**TASK DIRECTIONS:** Listed below are entries; give the number of lines among them that include "Crespo", and only that number.

**RECORDS FOR THE TASK:**
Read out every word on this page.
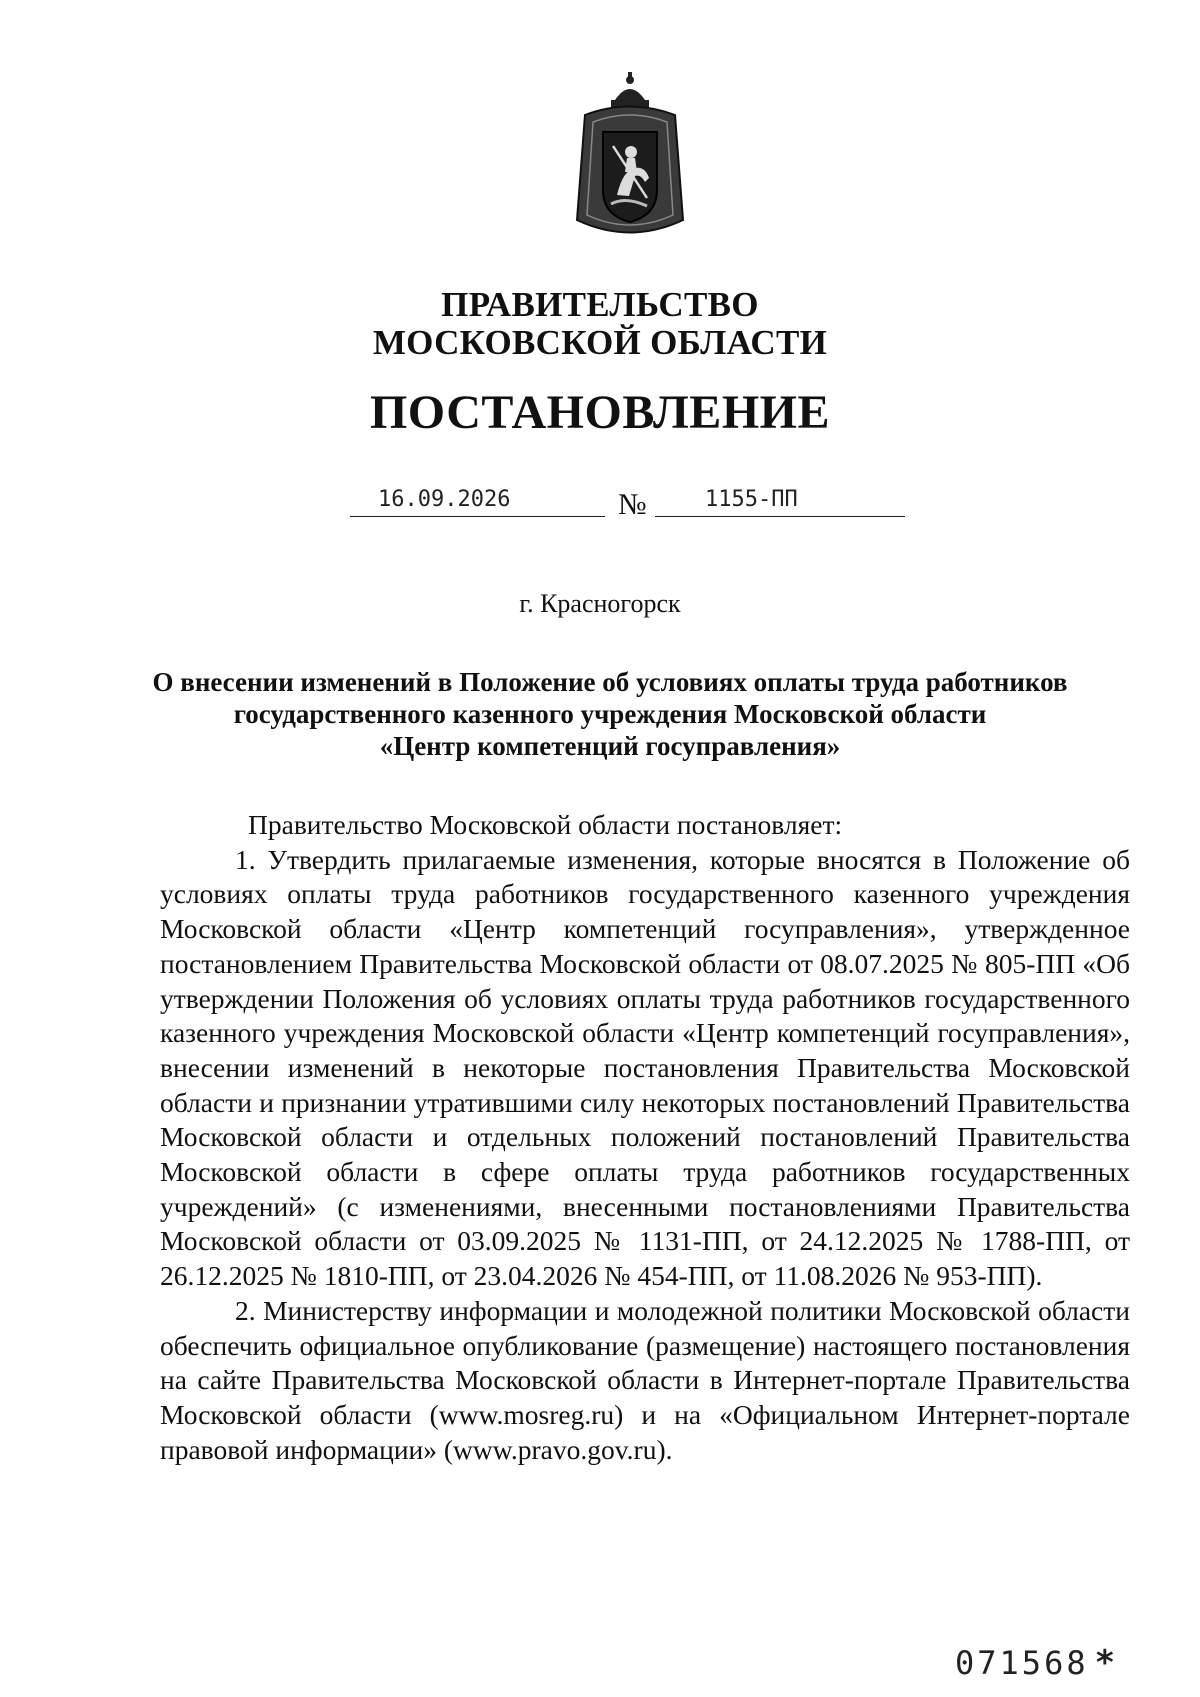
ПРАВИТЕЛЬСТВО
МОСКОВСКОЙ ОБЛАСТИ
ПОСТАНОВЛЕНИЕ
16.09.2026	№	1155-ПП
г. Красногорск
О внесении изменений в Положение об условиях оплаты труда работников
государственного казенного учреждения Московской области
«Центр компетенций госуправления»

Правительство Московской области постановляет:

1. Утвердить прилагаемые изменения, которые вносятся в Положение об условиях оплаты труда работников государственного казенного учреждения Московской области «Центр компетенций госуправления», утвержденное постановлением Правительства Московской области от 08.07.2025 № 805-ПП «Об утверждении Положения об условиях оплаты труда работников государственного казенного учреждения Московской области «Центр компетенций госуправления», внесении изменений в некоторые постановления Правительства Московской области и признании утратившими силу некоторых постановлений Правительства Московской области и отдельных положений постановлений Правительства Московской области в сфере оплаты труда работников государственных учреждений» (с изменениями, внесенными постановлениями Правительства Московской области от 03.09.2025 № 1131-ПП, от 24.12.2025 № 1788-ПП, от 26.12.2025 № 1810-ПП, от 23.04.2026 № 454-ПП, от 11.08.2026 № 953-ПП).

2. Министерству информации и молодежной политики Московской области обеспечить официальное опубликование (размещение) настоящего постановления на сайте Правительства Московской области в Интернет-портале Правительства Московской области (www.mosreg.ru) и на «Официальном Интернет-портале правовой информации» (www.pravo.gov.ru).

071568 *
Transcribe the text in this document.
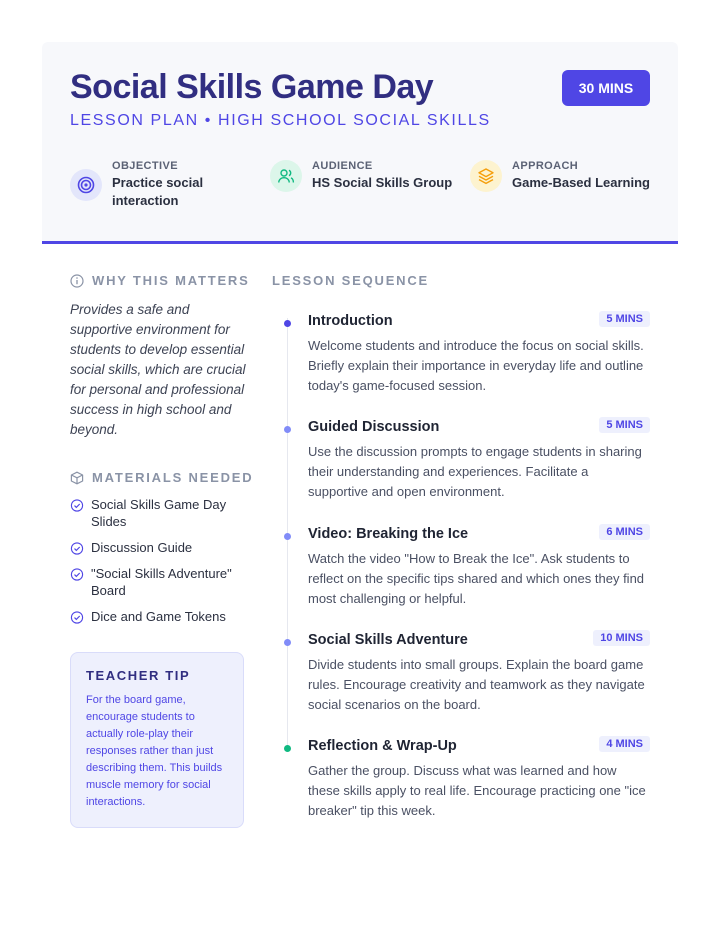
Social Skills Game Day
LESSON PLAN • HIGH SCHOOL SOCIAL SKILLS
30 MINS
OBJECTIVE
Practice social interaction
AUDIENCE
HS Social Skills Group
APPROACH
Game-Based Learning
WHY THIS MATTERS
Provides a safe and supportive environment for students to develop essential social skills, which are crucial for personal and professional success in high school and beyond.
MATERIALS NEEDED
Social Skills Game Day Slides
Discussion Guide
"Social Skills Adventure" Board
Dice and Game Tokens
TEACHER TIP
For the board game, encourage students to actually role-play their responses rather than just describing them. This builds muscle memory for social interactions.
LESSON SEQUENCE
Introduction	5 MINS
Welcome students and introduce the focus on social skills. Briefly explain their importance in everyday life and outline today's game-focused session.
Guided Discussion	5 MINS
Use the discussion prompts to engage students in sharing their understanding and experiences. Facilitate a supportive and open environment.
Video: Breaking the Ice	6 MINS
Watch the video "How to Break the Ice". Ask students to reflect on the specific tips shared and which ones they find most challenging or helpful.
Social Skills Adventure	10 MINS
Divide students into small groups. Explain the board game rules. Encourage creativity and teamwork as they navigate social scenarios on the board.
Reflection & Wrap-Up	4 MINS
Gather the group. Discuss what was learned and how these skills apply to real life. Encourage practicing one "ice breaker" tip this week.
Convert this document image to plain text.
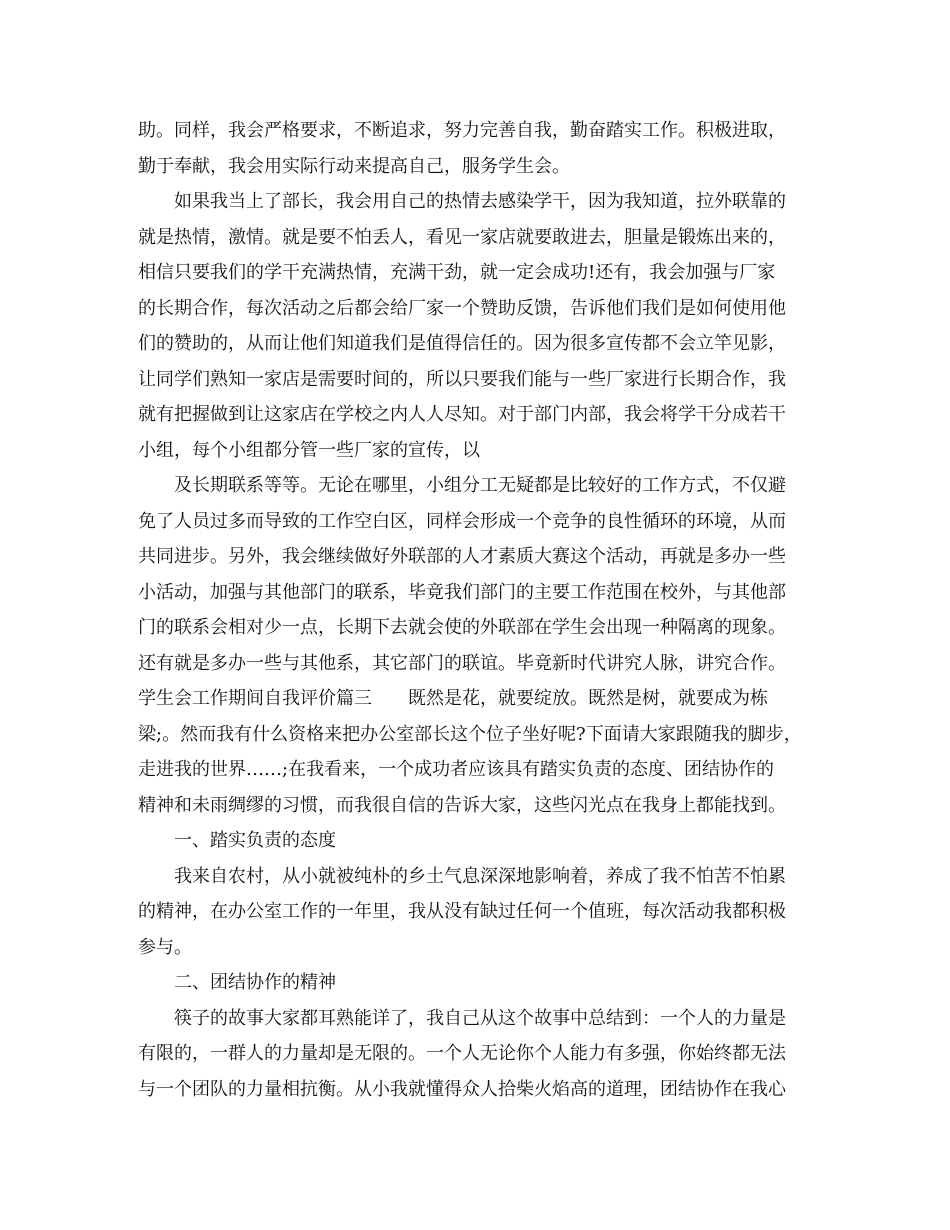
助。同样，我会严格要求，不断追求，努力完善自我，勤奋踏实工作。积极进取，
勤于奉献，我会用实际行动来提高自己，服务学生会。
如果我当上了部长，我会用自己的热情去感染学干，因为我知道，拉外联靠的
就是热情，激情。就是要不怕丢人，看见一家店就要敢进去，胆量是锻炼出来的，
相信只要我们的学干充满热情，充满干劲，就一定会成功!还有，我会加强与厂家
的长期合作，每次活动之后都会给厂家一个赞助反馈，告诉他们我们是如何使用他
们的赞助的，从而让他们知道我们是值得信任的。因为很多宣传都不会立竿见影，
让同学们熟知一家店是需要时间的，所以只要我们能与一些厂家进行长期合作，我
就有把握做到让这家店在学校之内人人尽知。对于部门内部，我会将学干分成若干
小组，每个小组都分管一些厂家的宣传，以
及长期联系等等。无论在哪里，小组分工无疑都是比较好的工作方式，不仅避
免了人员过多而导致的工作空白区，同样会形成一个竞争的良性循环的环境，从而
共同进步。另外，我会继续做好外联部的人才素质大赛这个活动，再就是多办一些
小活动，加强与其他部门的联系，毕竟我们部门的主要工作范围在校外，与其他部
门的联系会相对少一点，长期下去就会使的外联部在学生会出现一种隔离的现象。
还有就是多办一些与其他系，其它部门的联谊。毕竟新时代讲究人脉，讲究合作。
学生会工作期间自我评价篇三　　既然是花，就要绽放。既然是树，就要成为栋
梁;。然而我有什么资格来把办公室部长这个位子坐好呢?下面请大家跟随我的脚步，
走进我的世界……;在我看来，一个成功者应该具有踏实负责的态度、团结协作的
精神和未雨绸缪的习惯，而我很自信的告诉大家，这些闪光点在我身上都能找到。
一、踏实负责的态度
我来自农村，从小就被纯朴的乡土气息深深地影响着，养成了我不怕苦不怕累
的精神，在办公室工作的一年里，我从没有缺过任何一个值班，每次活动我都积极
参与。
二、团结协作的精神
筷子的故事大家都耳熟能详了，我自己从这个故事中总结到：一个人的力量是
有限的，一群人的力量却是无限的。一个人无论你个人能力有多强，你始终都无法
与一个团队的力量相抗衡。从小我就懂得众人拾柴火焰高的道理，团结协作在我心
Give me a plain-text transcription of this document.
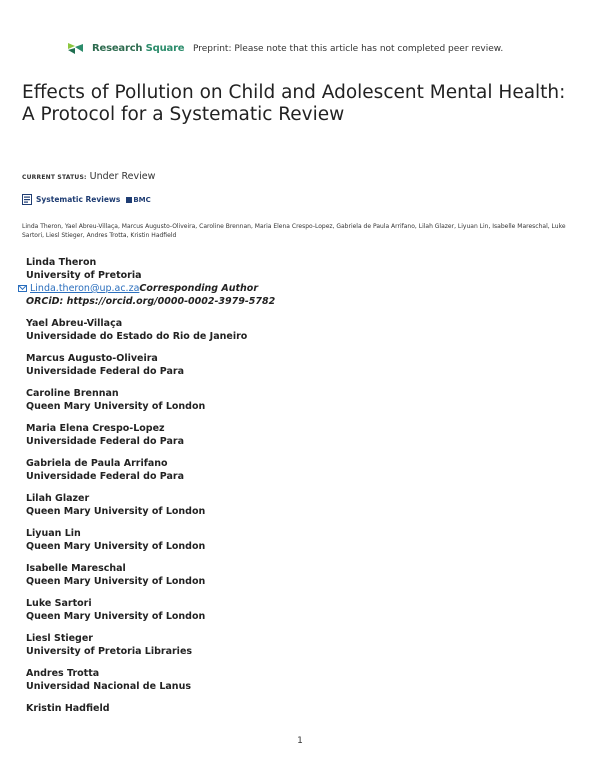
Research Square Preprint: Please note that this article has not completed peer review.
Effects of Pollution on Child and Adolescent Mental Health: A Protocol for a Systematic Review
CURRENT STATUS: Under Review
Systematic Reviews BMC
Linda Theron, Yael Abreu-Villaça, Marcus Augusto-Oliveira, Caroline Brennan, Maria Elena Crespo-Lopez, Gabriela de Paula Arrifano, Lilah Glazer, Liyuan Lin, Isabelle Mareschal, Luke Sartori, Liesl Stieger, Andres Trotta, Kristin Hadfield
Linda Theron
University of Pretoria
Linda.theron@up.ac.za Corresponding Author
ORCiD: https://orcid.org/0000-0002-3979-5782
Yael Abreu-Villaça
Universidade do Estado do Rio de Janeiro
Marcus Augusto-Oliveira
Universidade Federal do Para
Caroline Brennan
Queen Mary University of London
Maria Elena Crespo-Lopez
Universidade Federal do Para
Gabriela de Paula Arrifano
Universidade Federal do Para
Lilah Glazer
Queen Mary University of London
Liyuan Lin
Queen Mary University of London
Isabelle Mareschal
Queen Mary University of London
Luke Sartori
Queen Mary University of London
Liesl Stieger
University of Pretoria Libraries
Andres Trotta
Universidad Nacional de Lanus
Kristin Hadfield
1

**WORKED ANSWER:** 2